Write out all the entries word for word, but skip any images.

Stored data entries
[Start]
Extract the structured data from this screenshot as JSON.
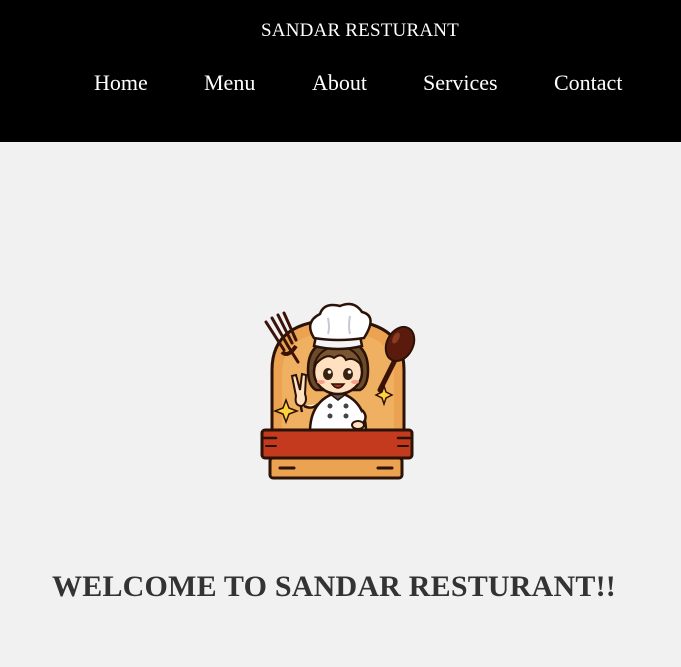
{
  "header": {
    "site_title": "SANDAR RESTURANT",
    "nav": {
      "home": "Home",
      "menu": "Menu",
      "about": "About",
      "services": "Services",
      "contact": "Contact"
    }
  },
  "hero": {
    "logo_icon": "chef-mascot-logo-icon",
    "welcome_text": "WELCOME TO SANDAR RESTURANT!!"
  },
  "colors": {
    "header_bg": "#000000",
    "page_bg": "#f1f1f1",
    "nav_text": "#ffffff",
    "heading_text": "#333333",
    "logo_orange": "#eba352",
    "logo_red": "#c43a1e"
  }
}
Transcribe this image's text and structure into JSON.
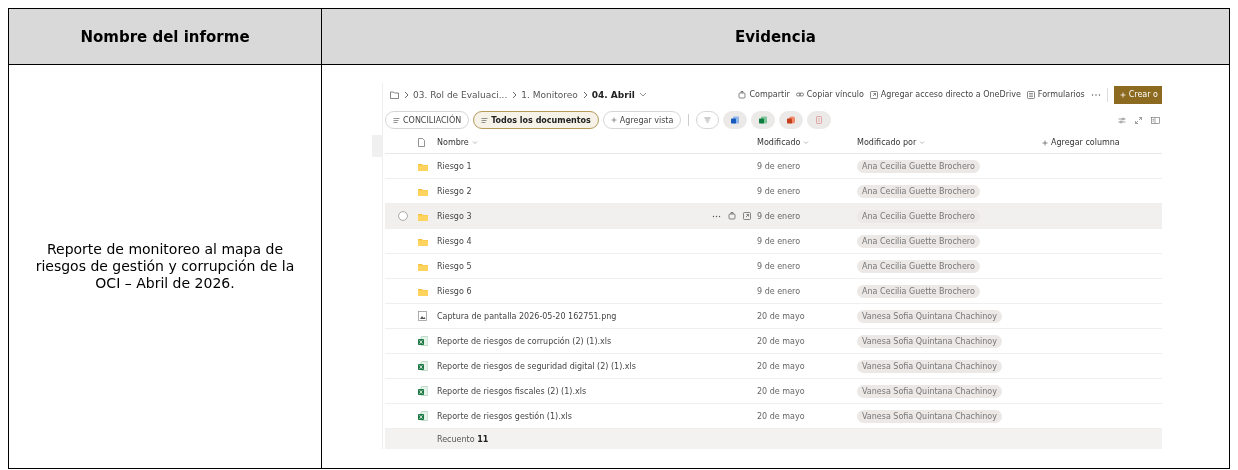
{
  "table": {
    "columns": [
      "Nombre del informe",
      "Evidencia"
    ],
    "rows": [
      {
        "report_name": "Reporte de monitoreo al mapa de riesgos de gestión y corrupción de la OCI – Abril de 2026.",
        "evidence": {
          "breadcrumb": [
            "03. Rol de Evaluaci...",
            "1. Monitoreo",
            "04. Abril"
          ],
          "commands": [
            {
              "label": "Compartir",
              "kind": "share"
            },
            {
              "label": "Copiar vínculo",
              "kind": "link"
            },
            {
              "label": "Agregar acceso directo a OneDrive",
              "kind": "shortcut"
            },
            {
              "label": "Formularios",
              "kind": "forms"
            }
          ],
          "create_button": "Crear o",
          "views": [
            {
              "label": "CONCILIACIÓN",
              "selected": false
            },
            {
              "label": "Todos los documentos",
              "selected": true
            }
          ],
          "add_view": "Agregar vista",
          "columns": {
            "name": "Nombre",
            "modified": "Modificado",
            "modified_by": "Modificado por",
            "add_column": "Agregar columna"
          },
          "files": [
            {
              "name": "Riesgo 1",
              "kind": "folder",
              "modified": "9 de enero",
              "modified_by": "Ana Cecilia Guette Brochero",
              "hovered": false
            },
            {
              "name": "Riesgo 2",
              "kind": "folder",
              "modified": "9 de enero",
              "modified_by": "Ana Cecilia Guette Brochero",
              "hovered": false
            },
            {
              "name": "Riesgo 3",
              "kind": "folder",
              "modified": "9 de enero",
              "modified_by": "Ana Cecilia Guette Brochero",
              "hovered": true
            },
            {
              "name": "Riesgo 4",
              "kind": "folder",
              "modified": "9 de enero",
              "modified_by": "Ana Cecilia Guette Brochero",
              "hovered": false
            },
            {
              "name": "Riesgo 5",
              "kind": "folder",
              "modified": "9 de enero",
              "modified_by": "Ana Cecilia Guette Brochero",
              "hovered": false
            },
            {
              "name": "Riesgo 6",
              "kind": "folder",
              "modified": "9 de enero",
              "modified_by": "Ana Cecilia Guette Brochero",
              "hovered": false
            },
            {
              "name": "Captura de pantalla 2026-05-20 162751.png",
              "kind": "image",
              "modified": "20 de mayo",
              "modified_by": "Vanesa Sofia Quintana Chachinoy",
              "hovered": false
            },
            {
              "name": "Reporte de riesgos de corrupción (2) (1).xls",
              "kind": "excel",
              "modified": "20 de mayo",
              "modified_by": "Vanesa Sofia Quintana Chachinoy",
              "hovered": false
            },
            {
              "name": "Reporte de riesgos de seguridad digital (2) (1).xls",
              "kind": "excel",
              "modified": "20 de mayo",
              "modified_by": "Vanesa Sofia Quintana Chachinoy",
              "hovered": false
            },
            {
              "name": "Reporte de riesgos fiscales (2) (1).xls",
              "kind": "excel",
              "modified": "20 de mayo",
              "modified_by": "Vanesa Sofia Quintana Chachinoy",
              "hovered": false
            },
            {
              "name": "Reporte de riesgos gestión (1).xls",
              "kind": "excel",
              "modified": "20 de mayo",
              "modified_by": "Vanesa Sofia Quintana Chachinoy",
              "hovered": false
            }
          ],
          "footer": "Recuento **11**"
        }
      }
    ]
  }
}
[End]
● **ANSWER**
Extract the structured data from this screenshot as JSON.
{
  "header": {
    "site_title": "SANDAR RESTURANT",
    "nav": {
      "home": "Home",
      "menu": "Menu",
      "about": "About",
      "services": "Services",
      "contact": "Contact"
    }
  },
  "hero": {
    "logo_icon": "chef-mascot-logo-icon",
    "welcome_text": "WELCOME TO SANDAR RESTURANT!!"
  },
  "colors": {
    "header_bg": "#000000",
    "page_bg": "#f1f1f1",
    "nav_text": "#ffffff",
    "heading_text": "#333333",
    "logo_orange": "#eba352",
    "logo_red": "#c43a1e"
  }
}
Transcribe this image's text and structure into JSON.
{
  "table": {
    "columns": [
      "Nombre del informe",
      "Evidencia"
    ],
    "rows": [
      {
        "report_name": "Reporte de monitoreo al mapa de riesgos de gestión y corrupción de la OCI – Abril de 2026.",
        "evidence": {
          "breadcrumb": [
            "03. Rol de Evaluaci...",
            "1. Monitoreo",
            "04. Abril"
          ],
          "commands": [
            {
              "label": "Compartir",
              "kind": "share"
            },
            {
              "label": "Copiar vínculo",
              "kind": "link"
            },
            {
              "label": "Agregar acceso directo a OneDrive",
              "kind": "shortcut"
            },
            {
              "label": "Formularios",
              "kind": "forms"
            }
          ],
          "create_button": "Crear o",
          "views": [
            {
              "label": "CONCILIACIÓN",
              "selected": false
            },
            {
              "label": "Todos los documentos",
              "selected": true
            }
          ],
          "add_view": "Agregar vista",
          "columns": {
            "name": "Nombre",
            "modified": "Modificado",
            "modified_by": "Modificado por",
            "add_column": "Agregar columna"
          },
          "files": [
            {
              "name": "Riesgo 1",
              "kind": "folder",
              "modified": "9 de enero",
              "modified_by": "Ana Cecilia Guette Brochero",
              "hovered": false
            },
            {
              "name": "Riesgo 2",
              "kind": "folder",
              "modified": "9 de enero",
              "modified_by": "Ana Cecilia Guette Brochero",
              "hovered": false
            },
            {
              "name": "Riesgo 3",
              "kind": "folder",
              "modified": "9 de enero",
              "modified_by": "Ana Cecilia Guette Brochero",
              "hovered": true
            },
            {
              "name": "Riesgo 4",
              "kind": "folder",
              "modified": "9 de enero",
              "modified_by": "Ana Cecilia Guette Brochero",
              "hovered": false
            },
            {
              "name": "Riesgo 5",
              "kind": "folder",
              "modified": "9 de enero",
              "modified_by": "Ana Cecilia Guette Brochero",
              "hovered": false
            },
            {
              "name": "Riesgo 6",
              "kind": "folder",
              "modified": "9 de enero",
              "modified_by": "Ana Cecilia Guette Brochero",
              "hovered": false
            },
            {
              "name": "Captura de pantalla 2026-05-20 162751.png",
              "kind": "image",
              "modified": "20 de mayo",
              "modified_by": "Vanesa Sofia Quintana Chachinoy",
              "hovered": false
            },
            {
              "name": "Reporte de riesgos de corrupción (2) (1).xls",
              "kind": "excel",
              "modified": "20 de mayo",
              "modified_by": "Vanesa Sofia Quintana Chachinoy",
              "hovered": false
            },
            {
              "name": "Reporte de riesgos de seguridad digital (2) (1).xls",
              "kind": "excel",
              "modified": "20 de mayo",
              "modified_by": "Vanesa Sofia Quintana Chachinoy",
              "hovered": false
            },
            {
              "name": "Reporte de riesgos fiscales (2) (1).xls",
              "kind": "excel",
              "modified": "20 de mayo",
              "modified_by": "Vanesa Sofia Quintana Chachinoy",
              "hovered": false
            },
            {
              "name": "Reporte de riesgos gestión (1).xls",
              "kind": "excel",
              "modified": "20 de mayo",
              "modified_by": "Vanesa Sofia Quintana Chachinoy",
              "hovered": false
            }
          ],
          "footer": "Recuento **11**"
        }
      }
    ]
  }
}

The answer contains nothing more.